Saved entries
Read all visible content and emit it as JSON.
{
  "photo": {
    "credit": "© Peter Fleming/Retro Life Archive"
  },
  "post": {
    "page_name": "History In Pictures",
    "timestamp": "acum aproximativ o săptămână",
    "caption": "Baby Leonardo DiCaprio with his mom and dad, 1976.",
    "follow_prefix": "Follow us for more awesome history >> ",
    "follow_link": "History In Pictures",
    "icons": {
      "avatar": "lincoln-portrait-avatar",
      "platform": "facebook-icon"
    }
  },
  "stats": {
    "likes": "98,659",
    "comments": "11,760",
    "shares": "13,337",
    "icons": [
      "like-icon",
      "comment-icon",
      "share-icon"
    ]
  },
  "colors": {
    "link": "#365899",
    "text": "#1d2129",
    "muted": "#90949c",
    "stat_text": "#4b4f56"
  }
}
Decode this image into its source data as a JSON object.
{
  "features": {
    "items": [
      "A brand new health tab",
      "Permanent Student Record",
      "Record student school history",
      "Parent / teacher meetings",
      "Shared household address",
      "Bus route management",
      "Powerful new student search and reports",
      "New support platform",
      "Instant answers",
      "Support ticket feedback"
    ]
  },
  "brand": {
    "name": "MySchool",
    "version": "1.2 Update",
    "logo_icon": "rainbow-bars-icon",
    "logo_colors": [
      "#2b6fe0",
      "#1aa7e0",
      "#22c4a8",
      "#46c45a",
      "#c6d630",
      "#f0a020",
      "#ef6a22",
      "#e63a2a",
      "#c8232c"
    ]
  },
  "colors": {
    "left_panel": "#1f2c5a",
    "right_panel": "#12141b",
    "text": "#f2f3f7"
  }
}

:: REQUIREMENT ::
Here, the records must be output exactly and in full.

:: ANSWER BELOW ::
Read all visible content and emit it as JSON.
{
  "photo": {
    "credit": "© Peter Fleming/Retro Life Archive"
  },
  "post": {
    "page_name": "History In Pictures",
    "timestamp": "acum aproximativ o săptămână",
    "caption": "Baby Leonardo DiCaprio with his mom and dad, 1976.",
    "follow_prefix": "Follow us for more awesome history >> ",
    "follow_link": "History In Pictures",
    "icons": {
      "avatar": "lincoln-portrait-avatar",
      "platform": "facebook-icon"
    }
  },
  "stats": {
    "likes": "98,659",
    "comments": "11,760",
    "shares": "13,337",
    "icons": [
      "like-icon",
      "comment-icon",
      "share-icon"
    ]
  },
  "colors": {
    "link": "#365899",
    "text": "#1d2129",
    "muted": "#90949c",
    "stat_text": "#4b4f56"
  }
}
Decode this image into its source data as a JSON object.
{
  "features": {
    "items": [
      "A brand new health tab",
      "Permanent Student Record",
      "Record student school history",
      "Parent / teacher meetings",
      "Shared household address",
      "Bus route management",
      "Powerful new student search and reports",
      "New support platform",
      "Instant answers",
      "Support ticket feedback"
    ]
  },
  "brand": {
    "name": "MySchool",
    "version": "1.2 Update",
    "logo_icon": "rainbow-bars-icon",
    "logo_colors": [
      "#2b6fe0",
      "#1aa7e0",
      "#22c4a8",
      "#46c45a",
      "#c6d630",
      "#f0a020",
      "#ef6a22",
      "#e63a2a",
      "#c8232c"
    ]
  },
  "colors": {
    "left_panel": "#1f2c5a",
    "right_panel": "#12141b",
    "text": "#f2f3f7"
  }
}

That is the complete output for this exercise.